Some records
══════════════════════════════

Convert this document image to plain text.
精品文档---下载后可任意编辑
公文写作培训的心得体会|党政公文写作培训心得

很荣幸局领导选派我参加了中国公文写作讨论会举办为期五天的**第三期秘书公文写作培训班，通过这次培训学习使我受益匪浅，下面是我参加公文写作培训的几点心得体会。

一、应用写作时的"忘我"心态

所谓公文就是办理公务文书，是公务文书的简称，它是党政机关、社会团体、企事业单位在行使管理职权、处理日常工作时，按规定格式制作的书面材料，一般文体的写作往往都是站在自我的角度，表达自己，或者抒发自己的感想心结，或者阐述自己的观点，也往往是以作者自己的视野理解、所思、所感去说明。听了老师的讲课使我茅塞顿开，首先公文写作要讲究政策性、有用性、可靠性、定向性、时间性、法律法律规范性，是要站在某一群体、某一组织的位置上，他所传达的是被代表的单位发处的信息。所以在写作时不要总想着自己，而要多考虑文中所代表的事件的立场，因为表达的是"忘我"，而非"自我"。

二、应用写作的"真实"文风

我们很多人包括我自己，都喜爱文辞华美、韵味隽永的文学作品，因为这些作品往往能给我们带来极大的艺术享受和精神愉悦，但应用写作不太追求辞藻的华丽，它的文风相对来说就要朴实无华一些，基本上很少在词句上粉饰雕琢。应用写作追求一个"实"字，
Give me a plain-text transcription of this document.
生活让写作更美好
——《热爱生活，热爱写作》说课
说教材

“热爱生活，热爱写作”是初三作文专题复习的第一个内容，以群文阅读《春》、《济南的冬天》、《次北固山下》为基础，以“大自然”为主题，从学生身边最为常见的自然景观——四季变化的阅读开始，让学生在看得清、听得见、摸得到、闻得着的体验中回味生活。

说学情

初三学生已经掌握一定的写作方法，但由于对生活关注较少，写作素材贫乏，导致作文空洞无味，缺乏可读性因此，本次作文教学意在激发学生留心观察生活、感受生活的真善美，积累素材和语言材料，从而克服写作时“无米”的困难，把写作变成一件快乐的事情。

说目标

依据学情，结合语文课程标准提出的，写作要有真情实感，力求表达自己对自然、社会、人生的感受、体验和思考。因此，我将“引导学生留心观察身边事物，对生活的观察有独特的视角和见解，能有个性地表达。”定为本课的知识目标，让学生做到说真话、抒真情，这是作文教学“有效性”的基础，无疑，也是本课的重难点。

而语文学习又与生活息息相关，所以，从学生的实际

══════════════════════════════

### Direction
Copy each line from the records above that includes the string "text".

### Worked answer
Convert this document image to plain text.
Give me a plain-text transcription of this document.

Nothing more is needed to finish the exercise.